* [Task details]:
Copy each line below that contains "trace".
** Start Source material **
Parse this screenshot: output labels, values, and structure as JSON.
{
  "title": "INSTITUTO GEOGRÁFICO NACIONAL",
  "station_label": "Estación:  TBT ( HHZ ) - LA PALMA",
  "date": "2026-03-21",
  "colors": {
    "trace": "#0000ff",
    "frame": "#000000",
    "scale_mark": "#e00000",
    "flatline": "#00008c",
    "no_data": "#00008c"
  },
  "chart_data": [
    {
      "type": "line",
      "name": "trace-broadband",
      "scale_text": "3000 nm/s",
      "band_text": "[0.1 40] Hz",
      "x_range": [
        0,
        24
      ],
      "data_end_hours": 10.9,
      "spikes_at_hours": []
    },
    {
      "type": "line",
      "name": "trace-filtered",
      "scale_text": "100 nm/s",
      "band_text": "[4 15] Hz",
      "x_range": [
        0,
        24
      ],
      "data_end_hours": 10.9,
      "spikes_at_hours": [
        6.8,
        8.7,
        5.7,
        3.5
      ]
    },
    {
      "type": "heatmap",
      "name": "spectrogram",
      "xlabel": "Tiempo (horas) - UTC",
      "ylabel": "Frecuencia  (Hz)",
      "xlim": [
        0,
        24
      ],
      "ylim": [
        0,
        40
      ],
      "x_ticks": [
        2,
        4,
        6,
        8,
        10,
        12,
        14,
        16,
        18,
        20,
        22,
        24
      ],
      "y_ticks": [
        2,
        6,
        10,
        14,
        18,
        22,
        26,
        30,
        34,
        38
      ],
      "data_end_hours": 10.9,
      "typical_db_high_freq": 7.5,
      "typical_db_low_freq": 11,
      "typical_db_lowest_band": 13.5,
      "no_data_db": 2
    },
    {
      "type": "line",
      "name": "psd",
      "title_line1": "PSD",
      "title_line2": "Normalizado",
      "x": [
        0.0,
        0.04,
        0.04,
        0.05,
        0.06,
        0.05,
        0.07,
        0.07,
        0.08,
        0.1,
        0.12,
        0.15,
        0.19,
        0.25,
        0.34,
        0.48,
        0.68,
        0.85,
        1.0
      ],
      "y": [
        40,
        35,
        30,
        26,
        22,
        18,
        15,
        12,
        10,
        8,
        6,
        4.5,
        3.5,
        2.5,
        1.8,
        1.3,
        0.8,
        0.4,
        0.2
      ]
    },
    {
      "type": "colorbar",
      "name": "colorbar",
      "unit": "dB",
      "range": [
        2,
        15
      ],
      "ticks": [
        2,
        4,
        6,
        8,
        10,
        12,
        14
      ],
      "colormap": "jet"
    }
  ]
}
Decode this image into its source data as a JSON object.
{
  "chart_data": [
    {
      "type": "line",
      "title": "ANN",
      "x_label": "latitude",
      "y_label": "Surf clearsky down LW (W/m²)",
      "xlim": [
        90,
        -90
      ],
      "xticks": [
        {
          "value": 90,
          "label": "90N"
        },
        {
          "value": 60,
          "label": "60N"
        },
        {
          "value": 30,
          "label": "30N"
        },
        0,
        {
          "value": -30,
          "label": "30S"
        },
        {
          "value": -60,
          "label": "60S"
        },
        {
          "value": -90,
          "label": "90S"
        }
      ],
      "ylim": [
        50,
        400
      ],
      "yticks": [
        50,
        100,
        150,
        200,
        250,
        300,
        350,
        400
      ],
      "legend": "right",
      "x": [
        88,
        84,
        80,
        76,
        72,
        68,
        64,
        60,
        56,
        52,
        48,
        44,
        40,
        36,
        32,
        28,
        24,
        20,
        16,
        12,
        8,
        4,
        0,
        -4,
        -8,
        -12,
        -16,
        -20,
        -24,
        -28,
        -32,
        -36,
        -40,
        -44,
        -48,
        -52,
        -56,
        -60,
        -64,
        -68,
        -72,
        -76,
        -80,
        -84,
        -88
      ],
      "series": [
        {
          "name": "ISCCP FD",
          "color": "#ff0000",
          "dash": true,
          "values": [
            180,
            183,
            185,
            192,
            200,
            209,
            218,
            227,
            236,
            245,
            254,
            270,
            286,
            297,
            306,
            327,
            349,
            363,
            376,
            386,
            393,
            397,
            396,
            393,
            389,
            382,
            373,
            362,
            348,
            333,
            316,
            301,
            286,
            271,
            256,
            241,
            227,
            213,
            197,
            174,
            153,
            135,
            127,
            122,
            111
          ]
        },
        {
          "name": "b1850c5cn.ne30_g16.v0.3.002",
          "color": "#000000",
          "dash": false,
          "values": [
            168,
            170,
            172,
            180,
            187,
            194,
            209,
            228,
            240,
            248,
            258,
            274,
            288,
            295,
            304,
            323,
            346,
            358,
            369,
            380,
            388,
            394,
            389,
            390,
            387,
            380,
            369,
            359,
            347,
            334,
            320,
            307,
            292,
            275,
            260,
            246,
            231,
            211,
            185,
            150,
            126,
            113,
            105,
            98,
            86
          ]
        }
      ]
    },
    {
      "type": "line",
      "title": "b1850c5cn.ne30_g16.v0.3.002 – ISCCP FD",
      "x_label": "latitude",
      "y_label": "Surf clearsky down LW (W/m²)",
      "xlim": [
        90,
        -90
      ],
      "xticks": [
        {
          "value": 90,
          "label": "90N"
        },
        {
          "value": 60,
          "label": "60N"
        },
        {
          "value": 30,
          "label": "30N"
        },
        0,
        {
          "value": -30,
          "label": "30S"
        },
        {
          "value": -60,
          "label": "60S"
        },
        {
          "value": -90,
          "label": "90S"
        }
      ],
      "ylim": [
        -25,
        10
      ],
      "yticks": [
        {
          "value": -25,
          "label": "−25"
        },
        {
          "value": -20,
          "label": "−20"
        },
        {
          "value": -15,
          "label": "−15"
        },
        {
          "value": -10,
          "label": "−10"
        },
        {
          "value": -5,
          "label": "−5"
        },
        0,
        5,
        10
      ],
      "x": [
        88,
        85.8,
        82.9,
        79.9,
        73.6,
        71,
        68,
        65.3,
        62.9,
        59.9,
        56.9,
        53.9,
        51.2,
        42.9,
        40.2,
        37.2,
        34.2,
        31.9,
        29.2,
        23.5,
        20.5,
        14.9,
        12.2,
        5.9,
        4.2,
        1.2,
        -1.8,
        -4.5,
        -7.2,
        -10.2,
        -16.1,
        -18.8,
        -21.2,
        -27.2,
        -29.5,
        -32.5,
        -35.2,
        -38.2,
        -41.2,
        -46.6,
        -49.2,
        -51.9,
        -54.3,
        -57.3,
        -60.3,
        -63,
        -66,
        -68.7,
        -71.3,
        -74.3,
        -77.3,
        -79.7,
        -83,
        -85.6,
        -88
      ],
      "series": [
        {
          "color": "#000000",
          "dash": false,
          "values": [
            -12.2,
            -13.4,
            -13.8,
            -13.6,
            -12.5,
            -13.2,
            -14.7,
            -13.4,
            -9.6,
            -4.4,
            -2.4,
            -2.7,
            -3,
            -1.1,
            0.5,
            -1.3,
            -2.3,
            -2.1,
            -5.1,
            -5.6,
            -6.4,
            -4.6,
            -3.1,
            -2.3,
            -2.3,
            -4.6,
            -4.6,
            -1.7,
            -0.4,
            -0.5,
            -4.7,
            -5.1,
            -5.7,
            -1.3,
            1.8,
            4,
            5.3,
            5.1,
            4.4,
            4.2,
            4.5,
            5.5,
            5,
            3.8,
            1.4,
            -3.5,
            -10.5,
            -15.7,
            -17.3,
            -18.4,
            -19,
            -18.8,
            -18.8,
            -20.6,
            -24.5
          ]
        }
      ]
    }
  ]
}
** End Source material **
* [Complete response]:
    "trace": "#0000ff",
      "name": "trace-broadband",
      "name": "trace-filtered",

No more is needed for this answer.